>> Start Recorded data
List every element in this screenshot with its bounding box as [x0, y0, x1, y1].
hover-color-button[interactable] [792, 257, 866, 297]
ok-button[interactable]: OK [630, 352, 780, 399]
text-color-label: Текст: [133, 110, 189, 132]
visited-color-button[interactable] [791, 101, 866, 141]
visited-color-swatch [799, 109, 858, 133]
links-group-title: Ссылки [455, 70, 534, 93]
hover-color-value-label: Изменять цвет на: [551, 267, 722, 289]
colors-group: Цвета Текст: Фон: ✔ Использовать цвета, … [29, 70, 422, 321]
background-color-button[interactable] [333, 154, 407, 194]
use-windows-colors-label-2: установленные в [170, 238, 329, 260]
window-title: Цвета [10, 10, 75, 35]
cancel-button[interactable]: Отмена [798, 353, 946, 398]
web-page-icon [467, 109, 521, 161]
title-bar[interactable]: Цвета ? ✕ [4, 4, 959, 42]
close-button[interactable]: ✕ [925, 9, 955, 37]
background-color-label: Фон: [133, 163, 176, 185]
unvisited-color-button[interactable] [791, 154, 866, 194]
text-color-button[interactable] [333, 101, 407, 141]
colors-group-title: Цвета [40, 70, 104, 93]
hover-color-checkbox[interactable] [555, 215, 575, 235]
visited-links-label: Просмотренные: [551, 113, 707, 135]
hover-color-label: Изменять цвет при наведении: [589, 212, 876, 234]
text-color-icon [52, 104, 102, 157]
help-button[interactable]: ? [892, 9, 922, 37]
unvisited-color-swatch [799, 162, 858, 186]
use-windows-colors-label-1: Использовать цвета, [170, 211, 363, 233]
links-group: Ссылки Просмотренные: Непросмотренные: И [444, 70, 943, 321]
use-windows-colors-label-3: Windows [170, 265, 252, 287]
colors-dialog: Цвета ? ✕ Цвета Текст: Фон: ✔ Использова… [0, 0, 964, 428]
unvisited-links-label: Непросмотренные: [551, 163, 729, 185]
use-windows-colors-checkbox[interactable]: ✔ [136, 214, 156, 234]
>> End Recorded data
◆ Brief ◆
Rewrite every line of the material above as a Markdown table with the columns Row and Entry, leaving out any blank lines.

◆ Worked solution ◆
| Row | Entry |
|---|---|
| 1 | List every element in this screenshot with its bounding box as [x0, y0, x1, y1]. |
| 2 | hover-color-button[interactable] [792, 257, 866, 297] |
| 3 | ok-button[interactable]: OK [630, 352, 780, 399] |
| 4 | text-color-label: Текст: [133, 110, 189, 132] |
| 5 | visited-color-button[interactable] [791, 101, 866, 141] |
| 6 | visited-color-swatch [799, 109, 858, 133] |
| 7 | links-group-title: Ссылки [455, 70, 534, 93] |
| 8 | hover-color-value-label: Изменять цвет на: [551, 267, 722, 289] |
| 9 | colors-group: Цвета Текст: Фон: ✔ Использовать цвета, … [29, 70, 422, 321] |
| 10 | background-color-button[interactable] [333, 154, 407, 194] |
| 11 | use-windows-colors-label-2: установленные в [170, 238, 329, 260] |
| 12 | window-title: Цвета [10, 10, 75, 35] |
| 13 | cancel-button[interactable]: Отмена [798, 353, 946, 398] |
| 14 | web-page-icon [467, 109, 521, 161] |
| 15 | title-bar[interactable]: Цвета ? ✕ [4, 4, 959, 42] |
| 16 | close-button[interactable]: ✕ [925, 9, 955, 37] |
| 17 | background-color-label: Фон: [133, 163, 176, 185] |
| 18 | unvisited-color-button[interactable] [791, 154, 866, 194] |
| 19 | text-color-button[interactable] [333, 101, 407, 141] |
| 20 | colors-group-title: Цвета [40, 70, 104, 93] |
| 21 | hover-color-checkbox[interactable] [555, 215, 575, 235] |
| 22 | visited-links-label: Просмотренные: [551, 113, 707, 135] |
| 23 | hover-color-label: Изменять цвет при наведении: [589, 212, 876, 234] |
| 24 | text-color-icon [52, 104, 102, 157] |
| 25 | help-button[interactable]: ? [892, 9, 922, 37] |
| 26 | unvisited-color-swatch [799, 162, 858, 186] |
| 27 | use-windows-colors-label-1: Использовать цвета, [170, 211, 363, 233] |
| 28 | links-group: Ссылки Просмотренные: Непросмотренные: И [444, 70, 943, 321] |
| 29 | use-windows-colors-label-3: Windows [170, 265, 252, 287] |
| 30 | colors-dialog: Цвета ? ✕ Цвета Текст: Фон: ✔ Использова… [0, 0, 964, 428] |
| 31 | unvisited-links-label: Непросмотренные: [551, 163, 729, 185] |
| 32 | use-windows-colors-checkbox[interactable]: ✔ [136, 214, 156, 234] |